SUPPLIED MATERIAL:
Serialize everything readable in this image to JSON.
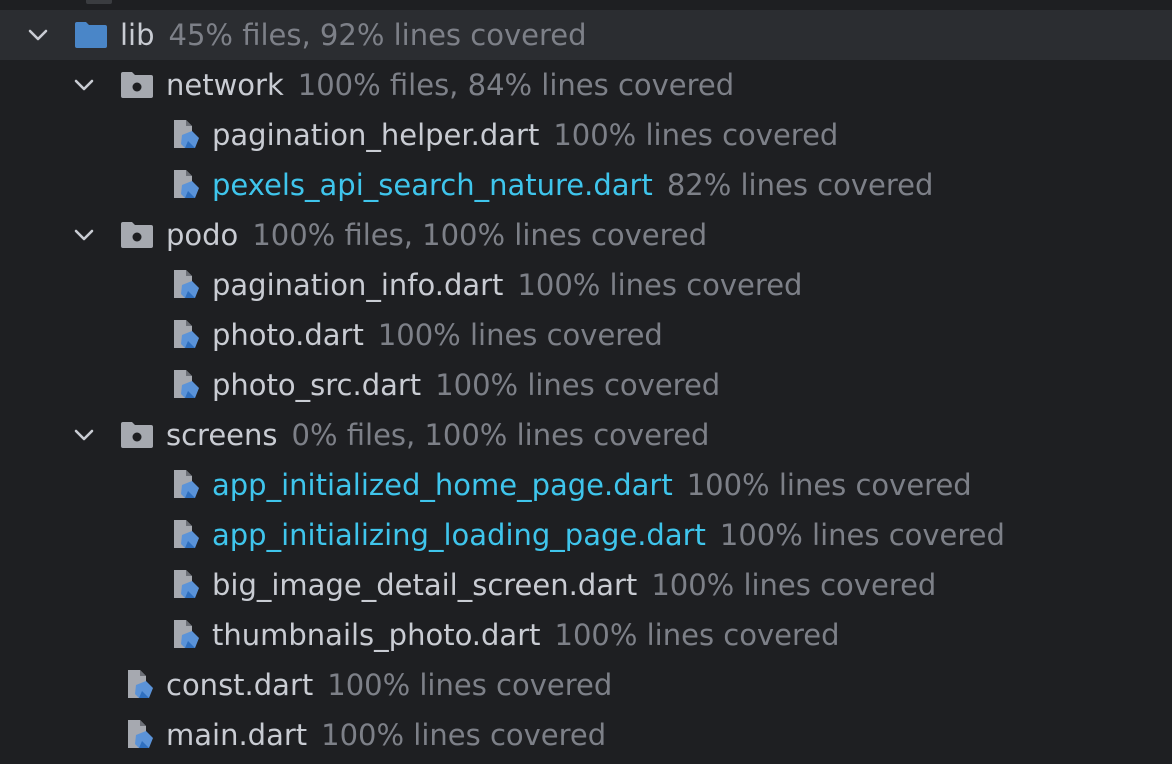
{
  "tree": {
    "root": {
      "name": "lib",
      "coverage": "45% files, 92% lines covered",
      "expanded": true,
      "folder_color": "#4a86c8",
      "children": {
        "network": {
          "name": "network",
          "coverage": "100% files, 84% lines covered",
          "expanded": true,
          "files": [
            {
              "name": "pagination_helper.dart",
              "coverage": "100% lines covered",
              "modified": false
            },
            {
              "name": "pexels_api_search_nature.dart",
              "coverage": "82% lines covered",
              "modified": true
            }
          ]
        },
        "podo": {
          "name": "podo",
          "coverage": "100% files, 100% lines covered",
          "expanded": true,
          "files": [
            {
              "name": "pagination_info.dart",
              "coverage": "100% lines covered",
              "modified": false
            },
            {
              "name": "photo.dart",
              "coverage": "100% lines covered",
              "modified": false
            },
            {
              "name": "photo_src.dart",
              "coverage": "100% lines covered",
              "modified": false
            }
          ]
        },
        "screens": {
          "name": "screens",
          "coverage": "0% files, 100% lines covered",
          "expanded": true,
          "files": [
            {
              "name": "app_initialized_home_page.dart",
              "coverage": "100% lines covered",
              "modified": true
            },
            {
              "name": "app_initializing_loading_page.dart",
              "coverage": "100% lines covered",
              "modified": true
            },
            {
              "name": "big_image_detail_screen.dart",
              "coverage": "100% lines covered",
              "modified": false
            },
            {
              "name": "thumbnails_photo.dart",
              "coverage": "100% lines covered",
              "modified": false
            }
          ]
        },
        "root_files": [
          {
            "name": "const.dart",
            "coverage": "100% lines covered",
            "modified": false
          },
          {
            "name": "main.dart",
            "coverage": "100% lines covered",
            "modified": false
          }
        ]
      }
    }
  },
  "colors": {
    "background": "#1e1f22",
    "selected_row": "#2b2d31",
    "text": "#c9ccd3",
    "coverage_text": "#7d8088",
    "modified_text": "#3fc5ec",
    "dart_icon": "#5b93d8"
  },
  "icons": {
    "chevron": "chevron-down-icon",
    "folder_root": "folder-icon",
    "folder_package": "package-folder-icon",
    "file": "dart-file-icon"
  }
}
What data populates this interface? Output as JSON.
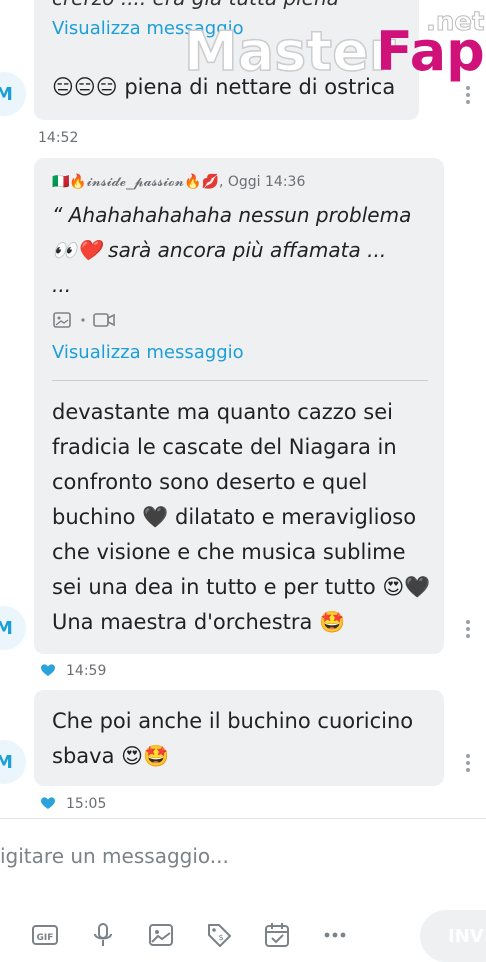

STATED EXERCISE:
Write out each line again precisely as it appears, skipping every picture.

WRITTEN SOLUTION:
Serialize everything readable in this image to JSON.
{
  "tree": {
    "root": {
      "name": "lib",
      "coverage": "45% files, 92% lines covered",
      "expanded": true,
      "folder_color": "#4a86c8",
      "children": {
        "network": {
          "name": "network",
          "coverage": "100% files, 84% lines covered",
          "expanded": true,
          "files": [
            {
              "name": "pagination_helper.dart",
              "coverage": "100% lines covered",
              "modified": false
            },
            {
              "name": "pexels_api_search_nature.dart",
              "coverage": "82% lines covered",
              "modified": true
            }
          ]
        },
        "podo": {
          "name": "podo",
          "coverage": "100% files, 100% lines covered",
          "expanded": true,
          "files": [
            {
              "name": "pagination_info.dart",
              "coverage": "100% lines covered",
              "modified": false
            },
            {
              "name": "photo.dart",
              "coverage": "100% lines covered",
              "modified": false
            },
            {
              "name": "photo_src.dart",
              "coverage": "100% lines covered",
              "modified": false
            }
          ]
        },
        "screens": {
          "name": "screens",
          "coverage": "0% files, 100% lines covered",
          "expanded": true,
          "files": [
            {
              "name": "app_initialized_home_page.dart",
              "coverage": "100% lines covered",
              "modified": true
            },
            {
              "name": "app_initializing_loading_page.dart",
              "coverage": "100% lines covered",
              "modified": true
            },
            {
              "name": "big_image_detail_screen.dart",
              "coverage": "100% lines covered",
              "modified": false
            },
            {
              "name": "thumbnails_photo.dart",
              "coverage": "100% lines covered",
              "modified": false
            }
          ]
        },
        "root_files": [
          {
            "name": "const.dart",
            "coverage": "100% lines covered",
            "modified": false
          },
          {
            "name": "main.dart",
            "coverage": "100% lines covered",
            "modified": false
          }
        ]
      }
    }
  },
  "colors": {
    "background": "#1e1f22",
    "selected_row": "#2b2d31",
    "text": "#c9ccd3",
    "coverage_text": "#7d8088",
    "modified_text": "#3fc5ec",
    "dart_icon": "#5b93d8"
  },
  "icons": {
    "chevron": "chevron-down-icon",
    "folder_root": "folder-icon",
    "folder_package": "package-folder-icon",
    "file": "dart-file-icon"
  }
}
What data populates this interface? Output as JSON.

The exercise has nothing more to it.